* Problem to work on *
Pull out every line of the listing below where "text" appears.

________________________________________

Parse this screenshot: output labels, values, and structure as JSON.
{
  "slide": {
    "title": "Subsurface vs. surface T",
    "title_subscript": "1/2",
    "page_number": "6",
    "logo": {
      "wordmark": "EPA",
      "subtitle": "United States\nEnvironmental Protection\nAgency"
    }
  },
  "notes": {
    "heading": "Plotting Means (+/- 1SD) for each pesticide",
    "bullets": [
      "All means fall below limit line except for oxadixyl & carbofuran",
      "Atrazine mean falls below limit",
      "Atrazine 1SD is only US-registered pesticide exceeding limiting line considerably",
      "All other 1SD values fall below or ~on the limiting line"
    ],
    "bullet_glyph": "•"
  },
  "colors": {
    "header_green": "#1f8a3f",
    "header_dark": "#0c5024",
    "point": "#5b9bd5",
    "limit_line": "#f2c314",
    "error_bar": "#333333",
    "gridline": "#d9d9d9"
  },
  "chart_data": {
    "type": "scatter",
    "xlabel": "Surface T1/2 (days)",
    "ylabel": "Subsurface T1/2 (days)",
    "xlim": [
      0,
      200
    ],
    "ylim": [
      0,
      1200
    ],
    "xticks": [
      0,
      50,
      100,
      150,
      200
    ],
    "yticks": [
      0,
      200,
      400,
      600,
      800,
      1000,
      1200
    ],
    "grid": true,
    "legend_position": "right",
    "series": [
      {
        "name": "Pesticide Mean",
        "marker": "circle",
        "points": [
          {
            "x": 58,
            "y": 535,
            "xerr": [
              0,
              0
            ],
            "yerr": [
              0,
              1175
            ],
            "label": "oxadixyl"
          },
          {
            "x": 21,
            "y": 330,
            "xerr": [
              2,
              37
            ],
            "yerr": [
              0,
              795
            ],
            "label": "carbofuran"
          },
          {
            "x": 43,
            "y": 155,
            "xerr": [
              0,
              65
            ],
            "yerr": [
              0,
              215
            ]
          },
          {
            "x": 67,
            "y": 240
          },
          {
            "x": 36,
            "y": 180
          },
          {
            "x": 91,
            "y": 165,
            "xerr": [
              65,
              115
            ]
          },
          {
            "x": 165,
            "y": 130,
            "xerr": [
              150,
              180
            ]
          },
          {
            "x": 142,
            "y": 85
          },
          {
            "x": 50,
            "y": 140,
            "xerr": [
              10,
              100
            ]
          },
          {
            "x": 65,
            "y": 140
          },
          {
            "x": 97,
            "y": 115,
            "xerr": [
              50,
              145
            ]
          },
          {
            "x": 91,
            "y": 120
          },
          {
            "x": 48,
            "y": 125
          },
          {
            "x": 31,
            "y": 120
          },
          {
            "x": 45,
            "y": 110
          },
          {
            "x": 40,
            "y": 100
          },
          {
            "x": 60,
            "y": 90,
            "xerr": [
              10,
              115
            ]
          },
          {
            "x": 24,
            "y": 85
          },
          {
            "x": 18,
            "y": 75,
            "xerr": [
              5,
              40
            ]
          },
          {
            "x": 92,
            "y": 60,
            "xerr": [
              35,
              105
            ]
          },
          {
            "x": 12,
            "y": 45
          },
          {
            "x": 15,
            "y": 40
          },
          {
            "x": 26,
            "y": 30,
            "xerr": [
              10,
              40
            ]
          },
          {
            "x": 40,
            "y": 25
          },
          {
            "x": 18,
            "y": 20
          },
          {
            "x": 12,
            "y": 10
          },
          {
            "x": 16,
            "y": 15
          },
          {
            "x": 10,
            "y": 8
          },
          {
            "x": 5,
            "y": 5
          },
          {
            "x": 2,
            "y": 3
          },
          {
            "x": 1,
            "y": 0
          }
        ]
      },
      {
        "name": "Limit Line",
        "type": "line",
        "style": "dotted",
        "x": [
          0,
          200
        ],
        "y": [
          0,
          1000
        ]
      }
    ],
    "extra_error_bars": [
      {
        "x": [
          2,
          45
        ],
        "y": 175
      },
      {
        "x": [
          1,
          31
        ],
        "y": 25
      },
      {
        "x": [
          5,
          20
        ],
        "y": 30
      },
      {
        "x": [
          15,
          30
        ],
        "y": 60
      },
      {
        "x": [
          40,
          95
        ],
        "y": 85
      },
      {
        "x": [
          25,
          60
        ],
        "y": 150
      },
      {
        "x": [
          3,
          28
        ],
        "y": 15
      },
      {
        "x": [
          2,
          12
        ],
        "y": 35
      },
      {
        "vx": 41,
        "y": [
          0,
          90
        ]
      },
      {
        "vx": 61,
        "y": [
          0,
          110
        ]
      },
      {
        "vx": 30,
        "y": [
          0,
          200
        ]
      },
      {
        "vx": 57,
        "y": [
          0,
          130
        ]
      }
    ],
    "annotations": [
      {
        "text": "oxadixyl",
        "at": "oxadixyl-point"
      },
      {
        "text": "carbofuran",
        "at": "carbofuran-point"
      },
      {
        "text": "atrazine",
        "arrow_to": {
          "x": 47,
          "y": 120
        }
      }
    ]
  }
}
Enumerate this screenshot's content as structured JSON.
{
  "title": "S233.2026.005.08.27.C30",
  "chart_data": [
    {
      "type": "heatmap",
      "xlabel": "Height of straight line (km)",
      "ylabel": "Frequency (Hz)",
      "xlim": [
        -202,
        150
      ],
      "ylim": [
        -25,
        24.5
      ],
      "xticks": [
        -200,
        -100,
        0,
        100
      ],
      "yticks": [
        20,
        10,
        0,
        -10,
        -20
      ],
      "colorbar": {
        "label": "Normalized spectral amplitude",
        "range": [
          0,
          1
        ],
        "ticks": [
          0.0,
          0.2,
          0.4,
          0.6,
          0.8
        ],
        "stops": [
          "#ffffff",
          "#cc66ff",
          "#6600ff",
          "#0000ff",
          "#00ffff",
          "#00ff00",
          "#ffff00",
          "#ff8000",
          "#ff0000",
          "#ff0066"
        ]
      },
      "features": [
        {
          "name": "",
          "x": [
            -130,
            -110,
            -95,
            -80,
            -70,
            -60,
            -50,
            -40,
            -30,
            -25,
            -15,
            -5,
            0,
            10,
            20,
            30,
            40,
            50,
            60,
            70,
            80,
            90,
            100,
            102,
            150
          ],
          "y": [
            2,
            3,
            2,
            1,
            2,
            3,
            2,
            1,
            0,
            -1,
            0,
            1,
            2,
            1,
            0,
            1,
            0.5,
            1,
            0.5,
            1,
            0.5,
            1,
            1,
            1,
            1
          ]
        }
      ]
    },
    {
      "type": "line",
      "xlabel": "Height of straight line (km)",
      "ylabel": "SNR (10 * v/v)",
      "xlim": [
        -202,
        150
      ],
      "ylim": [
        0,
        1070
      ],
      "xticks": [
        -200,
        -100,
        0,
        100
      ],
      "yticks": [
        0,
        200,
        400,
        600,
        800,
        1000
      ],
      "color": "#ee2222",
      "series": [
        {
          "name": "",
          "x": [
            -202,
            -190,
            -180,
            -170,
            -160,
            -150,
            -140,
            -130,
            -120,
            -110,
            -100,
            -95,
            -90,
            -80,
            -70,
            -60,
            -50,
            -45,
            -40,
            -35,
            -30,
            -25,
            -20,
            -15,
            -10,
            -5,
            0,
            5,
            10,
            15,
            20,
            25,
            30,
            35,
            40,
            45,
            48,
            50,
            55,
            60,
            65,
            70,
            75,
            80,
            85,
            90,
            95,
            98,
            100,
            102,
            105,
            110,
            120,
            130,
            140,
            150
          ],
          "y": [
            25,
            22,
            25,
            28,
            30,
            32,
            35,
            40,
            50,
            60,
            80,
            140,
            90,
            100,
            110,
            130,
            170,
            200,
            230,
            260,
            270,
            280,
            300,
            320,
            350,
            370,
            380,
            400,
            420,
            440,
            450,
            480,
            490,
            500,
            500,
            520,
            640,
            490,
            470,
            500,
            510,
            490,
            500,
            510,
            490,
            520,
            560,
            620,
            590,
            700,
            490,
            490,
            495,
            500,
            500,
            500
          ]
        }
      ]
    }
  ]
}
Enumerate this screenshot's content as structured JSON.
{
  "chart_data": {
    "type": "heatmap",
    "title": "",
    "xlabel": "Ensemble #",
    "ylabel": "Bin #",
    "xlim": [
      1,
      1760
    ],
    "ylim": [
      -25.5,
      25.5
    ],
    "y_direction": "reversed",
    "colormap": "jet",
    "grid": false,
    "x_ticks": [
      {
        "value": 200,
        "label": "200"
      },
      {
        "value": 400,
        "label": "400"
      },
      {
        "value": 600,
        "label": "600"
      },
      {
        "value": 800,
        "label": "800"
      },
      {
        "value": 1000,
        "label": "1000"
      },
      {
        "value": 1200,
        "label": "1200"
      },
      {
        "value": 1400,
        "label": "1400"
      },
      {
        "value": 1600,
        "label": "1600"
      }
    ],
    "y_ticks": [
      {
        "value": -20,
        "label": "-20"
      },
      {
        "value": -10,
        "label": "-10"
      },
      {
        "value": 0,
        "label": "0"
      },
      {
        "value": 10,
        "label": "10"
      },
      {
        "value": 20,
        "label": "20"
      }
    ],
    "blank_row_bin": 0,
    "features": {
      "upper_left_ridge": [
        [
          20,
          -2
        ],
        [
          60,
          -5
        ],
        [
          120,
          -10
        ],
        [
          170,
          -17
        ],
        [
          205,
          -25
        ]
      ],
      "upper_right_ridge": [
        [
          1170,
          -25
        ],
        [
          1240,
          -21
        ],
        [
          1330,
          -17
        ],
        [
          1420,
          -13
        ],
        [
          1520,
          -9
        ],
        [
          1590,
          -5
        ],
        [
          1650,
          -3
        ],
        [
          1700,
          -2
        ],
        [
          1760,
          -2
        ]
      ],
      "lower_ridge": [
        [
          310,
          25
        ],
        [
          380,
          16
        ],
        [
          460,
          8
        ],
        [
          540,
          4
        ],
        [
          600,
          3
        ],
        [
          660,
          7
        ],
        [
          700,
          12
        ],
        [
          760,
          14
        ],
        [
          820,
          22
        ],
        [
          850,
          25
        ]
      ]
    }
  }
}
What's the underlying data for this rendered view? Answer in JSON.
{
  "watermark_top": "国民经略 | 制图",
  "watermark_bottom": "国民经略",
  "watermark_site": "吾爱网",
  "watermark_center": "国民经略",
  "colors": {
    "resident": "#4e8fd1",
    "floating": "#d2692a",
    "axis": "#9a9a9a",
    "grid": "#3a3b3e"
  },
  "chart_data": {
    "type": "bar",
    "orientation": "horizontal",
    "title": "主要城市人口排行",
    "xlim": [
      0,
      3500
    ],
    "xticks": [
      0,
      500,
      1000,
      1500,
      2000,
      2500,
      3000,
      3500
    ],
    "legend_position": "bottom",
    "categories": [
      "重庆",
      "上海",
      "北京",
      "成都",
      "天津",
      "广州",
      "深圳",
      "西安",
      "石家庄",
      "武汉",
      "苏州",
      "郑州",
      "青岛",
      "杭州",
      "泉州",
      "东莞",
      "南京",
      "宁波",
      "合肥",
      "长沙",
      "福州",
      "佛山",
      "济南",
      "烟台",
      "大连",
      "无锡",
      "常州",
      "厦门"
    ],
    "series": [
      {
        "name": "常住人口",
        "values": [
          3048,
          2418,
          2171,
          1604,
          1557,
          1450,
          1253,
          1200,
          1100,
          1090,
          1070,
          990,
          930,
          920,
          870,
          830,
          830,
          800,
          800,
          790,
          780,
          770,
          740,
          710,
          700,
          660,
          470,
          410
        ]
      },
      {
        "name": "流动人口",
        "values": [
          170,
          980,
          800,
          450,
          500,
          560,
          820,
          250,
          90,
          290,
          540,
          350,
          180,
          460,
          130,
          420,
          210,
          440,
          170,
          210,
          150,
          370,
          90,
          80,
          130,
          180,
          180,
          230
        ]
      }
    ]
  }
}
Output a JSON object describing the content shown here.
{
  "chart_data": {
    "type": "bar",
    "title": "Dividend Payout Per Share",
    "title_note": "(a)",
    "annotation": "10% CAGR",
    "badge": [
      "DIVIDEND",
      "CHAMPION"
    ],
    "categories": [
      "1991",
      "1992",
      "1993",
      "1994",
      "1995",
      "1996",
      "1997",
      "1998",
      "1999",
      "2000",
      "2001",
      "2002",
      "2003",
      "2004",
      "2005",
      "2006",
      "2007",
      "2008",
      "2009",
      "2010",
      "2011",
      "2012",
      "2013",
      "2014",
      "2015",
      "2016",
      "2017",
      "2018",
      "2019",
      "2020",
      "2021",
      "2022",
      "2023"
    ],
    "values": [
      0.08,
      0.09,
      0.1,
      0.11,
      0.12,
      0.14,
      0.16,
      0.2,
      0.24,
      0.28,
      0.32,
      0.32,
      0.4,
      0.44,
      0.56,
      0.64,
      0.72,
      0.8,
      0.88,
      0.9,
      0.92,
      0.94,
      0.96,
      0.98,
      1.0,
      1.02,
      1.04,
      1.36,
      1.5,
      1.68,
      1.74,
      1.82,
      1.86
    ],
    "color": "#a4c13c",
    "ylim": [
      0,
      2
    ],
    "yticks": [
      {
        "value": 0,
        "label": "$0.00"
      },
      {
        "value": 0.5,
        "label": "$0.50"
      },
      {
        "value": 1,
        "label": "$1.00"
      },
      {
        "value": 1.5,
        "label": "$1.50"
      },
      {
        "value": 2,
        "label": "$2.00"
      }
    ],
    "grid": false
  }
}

________________________________________

* Solution to the exercise *
        "text": "oxadixyl",
        "text": "carbofuran",
        "text": "atrazine",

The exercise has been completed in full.